• _Given task 1_
In the mshare thread below, what does Anthony say the current plan is to add ioctls for?

On 9/9/25 12:53 AM, David Hildenbrand wrote:
On 08.09.25 23:14, Anthony Yznaga wrote:
On 9/8/25 1:59 PM, Matthew Wilcox wrote:
On Mon, Sep 08, 2025 at 10:32:22PM +0200, David Hildenbrand wrote:
In the context of this series, how do we handle VMA-modifying
functions like
mprotect/some madvise/mlock/mempolicy/...? Are they currently
blocked when
applied to a mshare VMA?
I haven't been following this series recently, so I'm not sure what
Anthony will say. My expectation is that the shared VMA is somewhat
transparent to these operations; that is they are faulty if they span
the boundary of the mshare VMA, but otherwise they pass through and
affect the shared VMAs.
That does raise the interesting question of how mlockall() affects
an mshare VMA. I'm tempted to say that it should affect the shared
VMA, but reasonable people might well disagree with me and have
excellent arguments.
Right, I think there are (at least) two possible models.
(A) It's just a special file mapping.
How that special file is orchestrated is not controlled through VMA
change operations (mprotect etc) from one process but through dedicated
ioctl.
(B) It's something different.
VMA change operations will affect how that file is orchestrated but not
modify how the VMA in each process looks like.
I still believe that (A) is clean and (B) is asking for trouble. But in
any case, this is one of the most vital parts of mshare integration and
should be documented clearly.
And how are we handling other page table walkers that don't modify
VMAs like
MADV_DONTNEED, smaps, migrate_pages, ... etc?
I'd expect those to walk into the shared region too.
I've received conflicting feedback in previous discussions that things
like protection changes should be done via ioctl. I do thing somethings
are appropriate for ioctl like map and unmap, but I also like the idea
of the existing APIs being transparent to mshare so long as they are
operating entirely with an mshare range and not crossing boundaries.
We have to be very careful here to not create a mess (this is all going
to be unchangeable API later), and getting the opinion from other VMA
handling folks (i.e., Lorenzo, Liam, Vlastimil, Pedro) will be crucial.
So if can you answer the questions I raised in more detail? In
particular how it works with the current series or what the current
long-term plans are?
With respect to the current series there are some deficiencies. For
madvise(), there are some advices like MADV_DONTNEED that will operate
on the shared page table without taking the needed locks. Many will fail
for various reasons. I'll add a check to reject trying to apply advise
to msharefs VMAs. The plan is to add an ioctl for applying advice to the
memory in an mshare region. If it makes sense to make it more
transparent then I think that's something could come later.
Things like migrate_pages() that use the rmap to get to VMAs are in
better shape because they will naturally find the real VMA with its
vm_mm pointing to an mshare mm.
Another area I'm currently working on is ensuring mmu notifiers work.
There is some locking trickery to work out there.
Currently the plan is to add ioctls for protections changes, advice, and
whatever else makes sense. I'm definitely open to feedback on any aspect
of this.
Thanks!

• _Information provided_
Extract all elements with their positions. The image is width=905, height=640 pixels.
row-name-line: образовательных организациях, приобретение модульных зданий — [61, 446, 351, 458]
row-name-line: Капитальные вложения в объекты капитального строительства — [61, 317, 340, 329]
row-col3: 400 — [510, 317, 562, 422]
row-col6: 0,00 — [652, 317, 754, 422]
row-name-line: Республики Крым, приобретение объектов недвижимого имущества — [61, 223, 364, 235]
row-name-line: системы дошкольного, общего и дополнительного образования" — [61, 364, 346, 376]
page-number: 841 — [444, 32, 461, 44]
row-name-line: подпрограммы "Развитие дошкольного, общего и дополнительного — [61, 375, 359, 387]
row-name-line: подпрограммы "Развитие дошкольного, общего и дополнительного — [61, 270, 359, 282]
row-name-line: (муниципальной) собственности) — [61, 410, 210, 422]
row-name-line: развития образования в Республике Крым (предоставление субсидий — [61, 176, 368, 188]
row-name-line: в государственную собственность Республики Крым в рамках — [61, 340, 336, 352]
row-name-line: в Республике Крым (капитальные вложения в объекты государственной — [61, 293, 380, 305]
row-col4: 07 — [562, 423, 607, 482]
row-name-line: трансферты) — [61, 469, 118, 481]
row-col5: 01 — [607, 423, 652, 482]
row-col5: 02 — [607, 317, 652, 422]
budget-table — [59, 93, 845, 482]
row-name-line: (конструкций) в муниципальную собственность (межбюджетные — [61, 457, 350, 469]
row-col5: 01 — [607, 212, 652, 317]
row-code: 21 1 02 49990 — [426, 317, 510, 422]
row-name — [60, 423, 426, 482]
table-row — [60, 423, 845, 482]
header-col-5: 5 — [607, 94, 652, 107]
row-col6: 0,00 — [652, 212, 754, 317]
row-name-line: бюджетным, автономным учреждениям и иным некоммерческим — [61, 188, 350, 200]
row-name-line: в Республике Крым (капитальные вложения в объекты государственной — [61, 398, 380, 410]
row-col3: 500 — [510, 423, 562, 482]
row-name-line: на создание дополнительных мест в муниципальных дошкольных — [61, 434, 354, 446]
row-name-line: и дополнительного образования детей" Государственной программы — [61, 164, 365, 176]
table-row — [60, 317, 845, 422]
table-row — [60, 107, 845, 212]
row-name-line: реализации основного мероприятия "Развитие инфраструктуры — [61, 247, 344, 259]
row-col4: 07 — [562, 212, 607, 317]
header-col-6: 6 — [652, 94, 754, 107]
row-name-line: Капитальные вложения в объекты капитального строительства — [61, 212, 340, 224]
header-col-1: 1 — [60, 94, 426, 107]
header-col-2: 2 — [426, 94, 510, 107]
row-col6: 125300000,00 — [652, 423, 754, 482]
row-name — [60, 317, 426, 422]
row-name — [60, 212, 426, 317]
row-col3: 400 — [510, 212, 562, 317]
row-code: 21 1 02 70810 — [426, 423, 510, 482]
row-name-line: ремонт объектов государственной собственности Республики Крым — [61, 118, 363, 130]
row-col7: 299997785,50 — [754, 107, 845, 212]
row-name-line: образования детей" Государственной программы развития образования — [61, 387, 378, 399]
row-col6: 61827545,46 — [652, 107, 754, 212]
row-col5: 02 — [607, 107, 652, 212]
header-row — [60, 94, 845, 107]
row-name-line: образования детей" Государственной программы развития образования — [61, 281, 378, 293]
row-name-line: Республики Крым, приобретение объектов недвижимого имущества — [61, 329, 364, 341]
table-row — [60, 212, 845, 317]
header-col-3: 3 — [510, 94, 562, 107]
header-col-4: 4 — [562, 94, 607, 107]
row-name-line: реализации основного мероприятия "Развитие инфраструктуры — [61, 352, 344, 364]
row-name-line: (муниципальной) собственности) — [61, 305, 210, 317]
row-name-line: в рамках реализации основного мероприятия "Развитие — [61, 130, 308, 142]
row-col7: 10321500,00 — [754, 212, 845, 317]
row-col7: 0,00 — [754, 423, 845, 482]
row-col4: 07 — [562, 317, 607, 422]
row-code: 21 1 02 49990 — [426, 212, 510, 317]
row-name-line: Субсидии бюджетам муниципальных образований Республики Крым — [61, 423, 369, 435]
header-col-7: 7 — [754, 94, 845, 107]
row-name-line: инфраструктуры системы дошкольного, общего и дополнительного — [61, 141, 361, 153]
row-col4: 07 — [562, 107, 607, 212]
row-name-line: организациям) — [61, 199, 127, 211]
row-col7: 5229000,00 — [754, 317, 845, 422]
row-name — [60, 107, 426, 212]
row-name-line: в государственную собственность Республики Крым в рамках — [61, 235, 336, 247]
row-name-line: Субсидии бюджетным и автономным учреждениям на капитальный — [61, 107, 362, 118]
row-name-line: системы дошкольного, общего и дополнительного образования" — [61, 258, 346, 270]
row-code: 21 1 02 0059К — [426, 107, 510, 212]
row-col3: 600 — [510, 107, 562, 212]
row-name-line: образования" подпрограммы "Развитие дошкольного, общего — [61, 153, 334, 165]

• _Given task 2_
Render the records as a numbered list, starting with their first line and going on through the line with "row-name-line: развития образования", both included and blank lines left out. List only those lines.

• _Final result 1_
Protection changes, advice, and whatever else makes sense.

• _Final result 2_
1. Extract all elements with their positions. The image is width=905, height=640 pixels.
2. row-name-line: образовательных организациях, приобретение модульных зданий — [61, 446, 351, 458]
3. row-name-line: Капитальные вложения в объекты капитального строительства — [61, 317, 340, 329]
4. row-col3: 400 — [510, 317, 562, 422]
5. row-col6: 0,00 — [652, 317, 754, 422]
6. row-name-line: Республики Крым, приобретение объектов недвижимого имущества — [61, 223, 364, 235]
7. row-name-line: системы дошкольного, общего и дополнительного образования" — [61, 364, 346, 376]
8. page-number: 841 — [444, 32, 461, 44]
9. row-name-line: подпрограммы "Развитие дошкольного, общего и дополнительного — [61, 375, 359, 387]
10. row-name-line: подпрограммы "Развитие дошкольного, общего и дополнительного — [61, 270, 359, 282]
11. row-name-line: (муниципальной) собственности) — [61, 410, 210, 422]
12. row-name-line: развития образования в Республике Крым (предоставление субсидий — [61, 176, 368, 188]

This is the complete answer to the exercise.